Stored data
====

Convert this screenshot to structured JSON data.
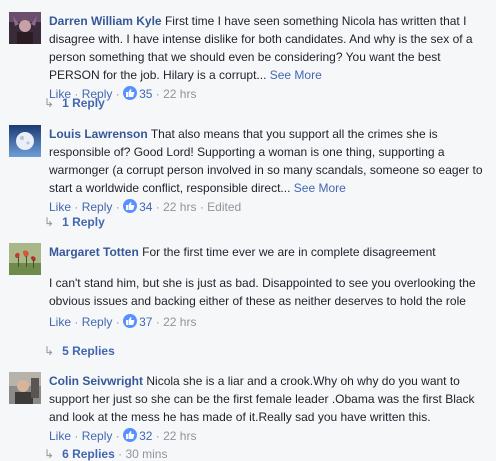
{
  "comments": [
    {
      "author": "Darren William Kyle",
      "paragraphs": [
        "First time I have seen something Nicola has written that I disagree with. I have intense dislike for both candidates. And why is the sex of a person something that we should even be considering? You want the best PERSON for the job. Hilary is a corrupt..."
      ],
      "see_more": "See More",
      "like": "Like",
      "reply": "Reply",
      "reactions": "35",
      "time": "22 hrs",
      "edited": "",
      "replies_label": "1 Reply",
      "replies_time": ""
    },
    {
      "author": "Louis Lawrenson",
      "paragraphs": [
        "That also means that you support all the crimes she is responsible of? Good Lord! Supporting a woman is one thing, supporting a warmonger (a corrupt person involved in so many scandals, someone so eager to start a worldwide conflict, responsible direct..."
      ],
      "see_more": "See More",
      "like": "Like",
      "reply": "Reply",
      "reactions": "34",
      "time": "22 hrs",
      "edited": "Edited",
      "replies_label": "1 Reply",
      "replies_time": ""
    },
    {
      "author": "Margaret Totten",
      "paragraphs": [
        "For the first time ever we are in complete disagreement",
        "I can't stand him, but she is just as bad. Disappointed to see you overlooking the obvious issues and backing either of these as neither deserves to hold the role"
      ],
      "see_more": "",
      "like": "Like",
      "reply": "Reply",
      "reactions": "37",
      "time": "22 hrs",
      "edited": "",
      "replies_label": "5 Replies",
      "replies_time": ""
    },
    {
      "author": "Colin Seivwright",
      "paragraphs": [
        "Nicola she is a liar and a crook.Why oh why do you want to support her just so she can be the first female leader .Obama was the first Black and look at the mess he has made of it.Really sad you have written this."
      ],
      "see_more": "",
      "like": "Like",
      "reply": "Reply",
      "reactions": "32",
      "time": "22 hrs",
      "edited": "",
      "replies_label": "6 Replies",
      "replies_time": "30 mins"
    }
  ],
  "separator": "·",
  "reply_arrow": "↳",
  "colors": {
    "background": "#f6f7f9",
    "name": "#365899",
    "link": "#4267b2",
    "meta": "#90949c",
    "like_badge": "#5890ff"
  },
  "icons": {
    "like_reaction": "thumbs-up-icon",
    "reply_arrow": "reply-arrow-icon"
  }
}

====

__Work instructions__: Extract every line containing the string "that" from the material.

__Solution to the problem__:
        "First time I have seen something Nicola has written that I disagree with. I have intense dislike for both candidates. And why is the sex of a person something that we should even be considering? You want the best PERSON for the job. Hilary is a corrupt..."
        "That also means that you support all the crimes she is responsible of? Good Lord! Supporting a woman is one thing, supporting a warmonger (a corrupt person involved in so many scandals, someone so eager to start a worldwide conflict, responsible direct..."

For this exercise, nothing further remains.